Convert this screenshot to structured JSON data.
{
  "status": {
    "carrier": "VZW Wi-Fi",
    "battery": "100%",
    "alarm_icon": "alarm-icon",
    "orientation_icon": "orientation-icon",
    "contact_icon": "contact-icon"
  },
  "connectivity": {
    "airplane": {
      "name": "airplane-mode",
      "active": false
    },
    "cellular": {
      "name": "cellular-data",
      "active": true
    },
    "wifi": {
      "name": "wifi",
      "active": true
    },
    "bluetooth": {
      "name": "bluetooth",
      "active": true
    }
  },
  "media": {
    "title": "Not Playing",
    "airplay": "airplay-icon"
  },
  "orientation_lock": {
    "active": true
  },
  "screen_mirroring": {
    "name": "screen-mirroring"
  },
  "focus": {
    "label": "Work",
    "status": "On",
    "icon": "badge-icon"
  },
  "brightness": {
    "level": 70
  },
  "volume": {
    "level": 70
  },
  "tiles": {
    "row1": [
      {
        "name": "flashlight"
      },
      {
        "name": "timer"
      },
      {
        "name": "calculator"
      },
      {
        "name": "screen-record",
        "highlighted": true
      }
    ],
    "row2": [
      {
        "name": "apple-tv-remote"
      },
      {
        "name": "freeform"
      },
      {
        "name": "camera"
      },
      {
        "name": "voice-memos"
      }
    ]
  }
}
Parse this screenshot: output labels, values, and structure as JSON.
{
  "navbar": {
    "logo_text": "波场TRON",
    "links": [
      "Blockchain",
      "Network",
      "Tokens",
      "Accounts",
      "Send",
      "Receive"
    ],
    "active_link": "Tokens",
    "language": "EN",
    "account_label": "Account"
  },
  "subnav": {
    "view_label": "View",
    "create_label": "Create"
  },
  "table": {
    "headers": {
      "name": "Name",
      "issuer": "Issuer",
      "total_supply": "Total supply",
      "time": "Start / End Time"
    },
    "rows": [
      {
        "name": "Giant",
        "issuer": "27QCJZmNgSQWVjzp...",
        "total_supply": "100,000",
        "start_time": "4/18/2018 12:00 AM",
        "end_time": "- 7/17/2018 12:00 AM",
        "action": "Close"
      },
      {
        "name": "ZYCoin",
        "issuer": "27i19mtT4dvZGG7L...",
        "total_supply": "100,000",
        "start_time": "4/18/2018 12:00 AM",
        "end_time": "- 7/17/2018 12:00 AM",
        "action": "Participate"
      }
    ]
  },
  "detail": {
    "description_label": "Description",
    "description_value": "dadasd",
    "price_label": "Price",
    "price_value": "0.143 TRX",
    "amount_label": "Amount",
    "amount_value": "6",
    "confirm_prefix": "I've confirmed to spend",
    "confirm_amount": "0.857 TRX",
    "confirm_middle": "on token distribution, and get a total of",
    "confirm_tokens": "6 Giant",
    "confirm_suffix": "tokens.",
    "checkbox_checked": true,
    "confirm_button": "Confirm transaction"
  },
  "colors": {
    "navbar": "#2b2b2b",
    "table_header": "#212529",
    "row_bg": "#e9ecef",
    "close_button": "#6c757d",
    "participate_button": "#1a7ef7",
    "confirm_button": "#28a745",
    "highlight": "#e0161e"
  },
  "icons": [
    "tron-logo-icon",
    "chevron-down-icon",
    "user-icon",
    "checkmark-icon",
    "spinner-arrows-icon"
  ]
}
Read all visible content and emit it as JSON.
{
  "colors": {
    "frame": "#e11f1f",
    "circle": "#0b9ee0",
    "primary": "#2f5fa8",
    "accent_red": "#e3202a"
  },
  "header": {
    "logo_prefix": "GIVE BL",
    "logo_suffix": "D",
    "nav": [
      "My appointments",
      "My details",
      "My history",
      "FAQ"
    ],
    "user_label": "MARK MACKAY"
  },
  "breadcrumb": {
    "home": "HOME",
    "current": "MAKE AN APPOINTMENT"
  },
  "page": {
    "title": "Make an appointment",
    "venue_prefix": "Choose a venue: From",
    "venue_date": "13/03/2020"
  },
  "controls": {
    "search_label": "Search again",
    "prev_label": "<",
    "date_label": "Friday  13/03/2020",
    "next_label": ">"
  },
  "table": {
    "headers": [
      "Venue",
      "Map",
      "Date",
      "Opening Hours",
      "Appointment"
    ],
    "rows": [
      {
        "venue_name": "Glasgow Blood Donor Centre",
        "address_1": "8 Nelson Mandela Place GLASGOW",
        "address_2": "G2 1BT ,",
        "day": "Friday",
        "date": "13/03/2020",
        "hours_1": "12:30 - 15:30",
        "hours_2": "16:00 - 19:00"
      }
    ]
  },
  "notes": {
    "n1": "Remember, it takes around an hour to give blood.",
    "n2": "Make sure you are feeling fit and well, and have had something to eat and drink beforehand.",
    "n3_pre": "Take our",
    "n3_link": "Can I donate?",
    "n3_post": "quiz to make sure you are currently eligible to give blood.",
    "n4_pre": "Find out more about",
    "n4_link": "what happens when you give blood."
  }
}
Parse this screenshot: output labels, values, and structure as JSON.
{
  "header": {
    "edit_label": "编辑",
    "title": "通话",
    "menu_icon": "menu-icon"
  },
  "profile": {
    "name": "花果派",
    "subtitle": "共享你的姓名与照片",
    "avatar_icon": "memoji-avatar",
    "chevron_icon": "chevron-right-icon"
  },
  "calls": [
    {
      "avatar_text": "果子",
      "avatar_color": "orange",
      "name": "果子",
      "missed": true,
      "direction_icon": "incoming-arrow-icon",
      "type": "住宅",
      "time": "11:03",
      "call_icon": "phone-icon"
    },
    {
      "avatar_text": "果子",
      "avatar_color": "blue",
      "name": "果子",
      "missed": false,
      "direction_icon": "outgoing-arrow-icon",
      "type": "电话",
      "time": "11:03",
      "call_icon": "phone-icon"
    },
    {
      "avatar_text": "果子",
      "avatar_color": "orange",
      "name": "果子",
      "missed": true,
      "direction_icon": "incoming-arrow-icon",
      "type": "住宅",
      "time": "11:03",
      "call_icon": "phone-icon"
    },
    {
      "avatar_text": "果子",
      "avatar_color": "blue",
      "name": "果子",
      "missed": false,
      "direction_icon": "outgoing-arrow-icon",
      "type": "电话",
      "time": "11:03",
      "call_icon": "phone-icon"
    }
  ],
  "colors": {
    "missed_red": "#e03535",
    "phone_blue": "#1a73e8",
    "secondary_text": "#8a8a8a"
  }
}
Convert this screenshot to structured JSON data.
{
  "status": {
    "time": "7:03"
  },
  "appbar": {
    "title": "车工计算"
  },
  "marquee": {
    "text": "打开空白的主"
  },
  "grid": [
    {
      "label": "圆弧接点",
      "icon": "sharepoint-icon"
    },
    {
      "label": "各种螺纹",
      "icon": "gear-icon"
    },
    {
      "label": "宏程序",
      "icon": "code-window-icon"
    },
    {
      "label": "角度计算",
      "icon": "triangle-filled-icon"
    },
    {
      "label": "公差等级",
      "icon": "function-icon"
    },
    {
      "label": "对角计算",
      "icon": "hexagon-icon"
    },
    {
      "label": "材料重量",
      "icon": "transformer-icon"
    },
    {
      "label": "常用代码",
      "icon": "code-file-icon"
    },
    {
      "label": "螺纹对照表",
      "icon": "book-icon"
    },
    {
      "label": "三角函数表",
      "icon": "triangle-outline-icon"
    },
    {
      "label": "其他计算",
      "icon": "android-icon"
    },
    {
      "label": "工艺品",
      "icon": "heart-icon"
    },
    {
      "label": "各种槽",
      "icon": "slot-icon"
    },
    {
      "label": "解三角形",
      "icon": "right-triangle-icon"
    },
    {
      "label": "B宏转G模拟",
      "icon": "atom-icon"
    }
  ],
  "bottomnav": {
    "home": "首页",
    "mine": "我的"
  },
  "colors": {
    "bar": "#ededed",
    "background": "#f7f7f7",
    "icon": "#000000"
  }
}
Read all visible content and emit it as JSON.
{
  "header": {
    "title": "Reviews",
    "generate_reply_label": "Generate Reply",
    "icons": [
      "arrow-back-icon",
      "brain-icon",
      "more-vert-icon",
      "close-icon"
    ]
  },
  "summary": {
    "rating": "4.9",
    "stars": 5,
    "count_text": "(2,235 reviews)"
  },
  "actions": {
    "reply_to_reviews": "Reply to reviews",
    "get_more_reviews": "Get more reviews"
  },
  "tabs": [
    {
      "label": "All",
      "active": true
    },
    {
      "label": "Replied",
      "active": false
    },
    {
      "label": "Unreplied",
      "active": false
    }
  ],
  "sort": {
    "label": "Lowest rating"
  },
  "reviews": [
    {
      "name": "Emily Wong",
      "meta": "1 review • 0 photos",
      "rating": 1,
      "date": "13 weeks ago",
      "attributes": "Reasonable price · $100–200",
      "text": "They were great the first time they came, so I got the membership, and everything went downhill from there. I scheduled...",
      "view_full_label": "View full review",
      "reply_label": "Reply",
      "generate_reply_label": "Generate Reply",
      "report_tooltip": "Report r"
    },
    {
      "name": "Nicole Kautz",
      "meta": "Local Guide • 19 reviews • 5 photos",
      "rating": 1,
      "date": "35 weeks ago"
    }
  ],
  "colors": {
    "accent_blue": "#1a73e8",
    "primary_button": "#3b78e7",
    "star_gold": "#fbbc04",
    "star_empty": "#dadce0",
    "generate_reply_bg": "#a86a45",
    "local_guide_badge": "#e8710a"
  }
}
********
Written request. State the count of lines above containing the string "triangle", and add nothing to it.

The reply. 3